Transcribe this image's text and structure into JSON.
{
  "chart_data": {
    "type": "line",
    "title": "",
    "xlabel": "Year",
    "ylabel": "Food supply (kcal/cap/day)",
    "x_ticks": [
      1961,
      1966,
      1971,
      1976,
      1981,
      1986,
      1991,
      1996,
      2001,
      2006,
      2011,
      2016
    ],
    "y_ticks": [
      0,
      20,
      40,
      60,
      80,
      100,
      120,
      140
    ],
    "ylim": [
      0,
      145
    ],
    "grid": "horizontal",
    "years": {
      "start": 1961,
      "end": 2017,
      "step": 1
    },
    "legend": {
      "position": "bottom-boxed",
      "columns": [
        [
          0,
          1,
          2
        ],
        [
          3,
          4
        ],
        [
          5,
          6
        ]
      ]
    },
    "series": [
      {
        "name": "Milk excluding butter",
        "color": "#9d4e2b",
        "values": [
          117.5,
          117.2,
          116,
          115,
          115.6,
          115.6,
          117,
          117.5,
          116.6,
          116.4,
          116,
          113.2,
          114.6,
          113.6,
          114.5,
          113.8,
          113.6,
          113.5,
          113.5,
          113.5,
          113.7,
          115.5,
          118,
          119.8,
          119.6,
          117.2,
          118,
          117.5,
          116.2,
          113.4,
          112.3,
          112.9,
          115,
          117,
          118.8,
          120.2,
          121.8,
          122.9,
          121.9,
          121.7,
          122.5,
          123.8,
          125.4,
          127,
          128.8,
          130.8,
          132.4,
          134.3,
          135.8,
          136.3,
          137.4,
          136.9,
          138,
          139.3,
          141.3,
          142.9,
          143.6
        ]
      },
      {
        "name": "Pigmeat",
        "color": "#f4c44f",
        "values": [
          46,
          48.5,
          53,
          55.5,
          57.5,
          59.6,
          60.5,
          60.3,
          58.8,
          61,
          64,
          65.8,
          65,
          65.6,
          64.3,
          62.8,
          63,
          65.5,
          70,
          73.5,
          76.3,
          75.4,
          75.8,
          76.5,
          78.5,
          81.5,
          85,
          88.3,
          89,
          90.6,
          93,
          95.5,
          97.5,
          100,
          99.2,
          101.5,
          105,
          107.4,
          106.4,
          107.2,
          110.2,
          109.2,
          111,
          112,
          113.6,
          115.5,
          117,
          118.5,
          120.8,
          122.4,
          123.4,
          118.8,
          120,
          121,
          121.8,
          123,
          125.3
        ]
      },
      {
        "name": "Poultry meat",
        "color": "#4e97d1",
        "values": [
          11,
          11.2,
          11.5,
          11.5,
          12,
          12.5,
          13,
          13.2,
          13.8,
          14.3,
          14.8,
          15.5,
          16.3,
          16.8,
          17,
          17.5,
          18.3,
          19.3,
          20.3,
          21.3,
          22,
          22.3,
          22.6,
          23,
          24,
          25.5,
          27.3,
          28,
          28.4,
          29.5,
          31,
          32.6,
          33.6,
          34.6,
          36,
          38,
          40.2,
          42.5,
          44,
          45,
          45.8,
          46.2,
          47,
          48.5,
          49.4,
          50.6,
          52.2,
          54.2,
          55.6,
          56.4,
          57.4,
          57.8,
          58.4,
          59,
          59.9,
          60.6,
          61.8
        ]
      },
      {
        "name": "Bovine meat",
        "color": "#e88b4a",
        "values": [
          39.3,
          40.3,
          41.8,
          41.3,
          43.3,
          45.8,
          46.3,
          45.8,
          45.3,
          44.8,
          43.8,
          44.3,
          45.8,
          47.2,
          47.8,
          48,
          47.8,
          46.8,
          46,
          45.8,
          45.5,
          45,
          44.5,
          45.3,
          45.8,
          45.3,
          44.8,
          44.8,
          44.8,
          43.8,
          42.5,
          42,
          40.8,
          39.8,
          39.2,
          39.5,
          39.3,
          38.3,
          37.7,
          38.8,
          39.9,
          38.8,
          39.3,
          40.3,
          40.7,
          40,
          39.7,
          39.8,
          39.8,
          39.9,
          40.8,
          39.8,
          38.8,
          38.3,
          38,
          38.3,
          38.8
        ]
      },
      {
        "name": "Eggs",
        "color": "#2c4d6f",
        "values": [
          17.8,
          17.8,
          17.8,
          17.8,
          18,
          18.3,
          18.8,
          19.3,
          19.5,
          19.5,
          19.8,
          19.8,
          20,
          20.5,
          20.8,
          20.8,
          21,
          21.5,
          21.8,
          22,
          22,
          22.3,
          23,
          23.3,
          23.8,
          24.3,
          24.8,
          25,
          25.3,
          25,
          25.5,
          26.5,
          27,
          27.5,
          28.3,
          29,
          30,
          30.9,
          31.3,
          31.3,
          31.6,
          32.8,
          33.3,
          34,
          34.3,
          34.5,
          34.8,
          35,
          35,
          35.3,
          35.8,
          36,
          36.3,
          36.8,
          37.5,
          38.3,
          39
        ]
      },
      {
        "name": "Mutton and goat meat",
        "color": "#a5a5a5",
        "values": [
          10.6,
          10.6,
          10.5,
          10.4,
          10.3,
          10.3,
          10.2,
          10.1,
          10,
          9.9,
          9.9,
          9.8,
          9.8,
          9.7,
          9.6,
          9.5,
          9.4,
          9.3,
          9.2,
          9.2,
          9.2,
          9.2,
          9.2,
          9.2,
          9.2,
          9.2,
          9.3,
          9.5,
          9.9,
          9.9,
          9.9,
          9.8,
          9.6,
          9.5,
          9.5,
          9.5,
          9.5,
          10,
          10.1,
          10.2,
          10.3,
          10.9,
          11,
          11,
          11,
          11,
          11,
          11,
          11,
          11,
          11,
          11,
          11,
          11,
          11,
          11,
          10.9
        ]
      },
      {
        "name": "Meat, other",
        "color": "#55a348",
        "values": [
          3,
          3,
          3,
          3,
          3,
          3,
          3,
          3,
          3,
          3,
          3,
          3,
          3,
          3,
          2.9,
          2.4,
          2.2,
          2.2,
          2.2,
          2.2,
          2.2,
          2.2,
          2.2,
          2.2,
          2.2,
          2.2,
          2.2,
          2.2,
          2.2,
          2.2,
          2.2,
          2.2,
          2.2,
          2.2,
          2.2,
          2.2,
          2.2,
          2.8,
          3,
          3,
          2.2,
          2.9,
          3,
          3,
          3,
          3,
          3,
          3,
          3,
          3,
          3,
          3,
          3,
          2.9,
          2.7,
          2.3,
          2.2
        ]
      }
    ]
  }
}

───

* _What needs to be done_: Identify all lines where the word "name" shows up. Copy them.

* _Response to this exercise_:
        "name": "Milk excluding butter",
        "name": "Pigmeat",
        "name": "Poultry meat",
        "name": "Bovine meat",
        "name": "Eggs",
        "name": "Mutton and goat meat",
        "name": "Meat, other",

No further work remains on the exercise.